Page layout parsing data
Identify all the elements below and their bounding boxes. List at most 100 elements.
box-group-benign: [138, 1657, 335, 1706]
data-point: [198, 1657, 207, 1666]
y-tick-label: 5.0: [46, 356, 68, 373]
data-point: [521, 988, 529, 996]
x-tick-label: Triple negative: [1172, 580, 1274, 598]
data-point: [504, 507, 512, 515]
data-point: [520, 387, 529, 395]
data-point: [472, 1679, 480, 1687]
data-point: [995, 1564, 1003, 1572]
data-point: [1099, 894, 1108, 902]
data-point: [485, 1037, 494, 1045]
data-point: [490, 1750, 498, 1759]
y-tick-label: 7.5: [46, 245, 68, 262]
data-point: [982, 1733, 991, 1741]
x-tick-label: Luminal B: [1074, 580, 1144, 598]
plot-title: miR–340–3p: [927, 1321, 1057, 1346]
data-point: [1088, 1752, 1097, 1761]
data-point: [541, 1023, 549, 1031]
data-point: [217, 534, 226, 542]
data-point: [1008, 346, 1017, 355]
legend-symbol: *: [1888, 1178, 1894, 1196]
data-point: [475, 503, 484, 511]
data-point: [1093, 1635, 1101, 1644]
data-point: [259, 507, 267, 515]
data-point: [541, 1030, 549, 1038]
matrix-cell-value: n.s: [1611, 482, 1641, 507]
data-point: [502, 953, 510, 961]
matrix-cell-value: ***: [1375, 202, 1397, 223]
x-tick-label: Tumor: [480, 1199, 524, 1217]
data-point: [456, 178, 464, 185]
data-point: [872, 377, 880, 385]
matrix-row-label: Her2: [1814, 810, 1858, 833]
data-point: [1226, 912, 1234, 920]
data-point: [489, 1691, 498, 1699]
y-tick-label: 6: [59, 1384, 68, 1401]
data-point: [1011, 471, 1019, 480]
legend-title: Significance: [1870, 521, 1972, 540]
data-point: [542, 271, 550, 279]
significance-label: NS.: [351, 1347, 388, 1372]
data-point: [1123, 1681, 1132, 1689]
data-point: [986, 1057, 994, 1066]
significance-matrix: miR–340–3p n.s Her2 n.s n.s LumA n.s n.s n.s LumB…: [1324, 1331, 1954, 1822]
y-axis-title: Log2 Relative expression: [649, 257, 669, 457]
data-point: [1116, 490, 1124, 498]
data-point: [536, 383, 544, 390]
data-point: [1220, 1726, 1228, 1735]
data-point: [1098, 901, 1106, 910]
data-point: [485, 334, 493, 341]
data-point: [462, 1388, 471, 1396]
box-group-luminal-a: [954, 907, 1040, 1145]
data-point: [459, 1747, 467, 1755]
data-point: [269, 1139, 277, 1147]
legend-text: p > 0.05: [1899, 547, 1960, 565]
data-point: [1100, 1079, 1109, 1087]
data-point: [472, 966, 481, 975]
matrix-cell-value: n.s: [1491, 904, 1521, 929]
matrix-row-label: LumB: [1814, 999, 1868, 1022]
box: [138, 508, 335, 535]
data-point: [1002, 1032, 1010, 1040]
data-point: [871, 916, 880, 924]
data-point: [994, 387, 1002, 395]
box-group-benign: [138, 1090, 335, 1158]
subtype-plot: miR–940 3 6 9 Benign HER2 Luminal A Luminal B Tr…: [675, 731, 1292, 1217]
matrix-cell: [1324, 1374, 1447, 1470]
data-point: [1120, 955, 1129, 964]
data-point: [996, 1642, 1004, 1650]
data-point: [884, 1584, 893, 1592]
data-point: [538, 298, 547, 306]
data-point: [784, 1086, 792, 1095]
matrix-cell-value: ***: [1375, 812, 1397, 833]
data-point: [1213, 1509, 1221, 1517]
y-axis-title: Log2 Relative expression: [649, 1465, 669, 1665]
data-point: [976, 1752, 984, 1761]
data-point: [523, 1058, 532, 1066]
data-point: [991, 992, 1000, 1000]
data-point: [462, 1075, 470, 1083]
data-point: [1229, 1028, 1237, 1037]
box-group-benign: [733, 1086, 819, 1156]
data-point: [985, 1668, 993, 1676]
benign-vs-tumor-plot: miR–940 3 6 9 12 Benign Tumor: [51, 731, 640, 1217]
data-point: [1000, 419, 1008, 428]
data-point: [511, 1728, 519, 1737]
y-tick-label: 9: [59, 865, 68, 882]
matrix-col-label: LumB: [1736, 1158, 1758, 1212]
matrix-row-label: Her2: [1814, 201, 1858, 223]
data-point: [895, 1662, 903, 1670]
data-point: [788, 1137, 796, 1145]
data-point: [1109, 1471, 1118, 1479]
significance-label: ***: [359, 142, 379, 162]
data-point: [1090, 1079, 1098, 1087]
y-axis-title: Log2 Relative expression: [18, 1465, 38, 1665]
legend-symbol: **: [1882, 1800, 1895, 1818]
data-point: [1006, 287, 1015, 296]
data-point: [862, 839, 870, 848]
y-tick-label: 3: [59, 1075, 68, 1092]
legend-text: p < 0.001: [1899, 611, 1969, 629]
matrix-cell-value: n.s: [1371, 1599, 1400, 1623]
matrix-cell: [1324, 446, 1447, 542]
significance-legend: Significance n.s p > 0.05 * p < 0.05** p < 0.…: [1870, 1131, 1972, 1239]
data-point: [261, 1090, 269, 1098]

YOUR ASSIGNMENT: Write down every line of the data above that includes the string "LumB".

OUTPUT:
significance-matrix: miR–340–3p n.s Her2 n.s n.s LumA n.s n.s n.s LumB…: [1324, 1331, 1954, 1822]
matrix-row-label: LumB: [1814, 999, 1868, 1022]
matrix-col-label: LumB: [1736, 1158, 1758, 1212]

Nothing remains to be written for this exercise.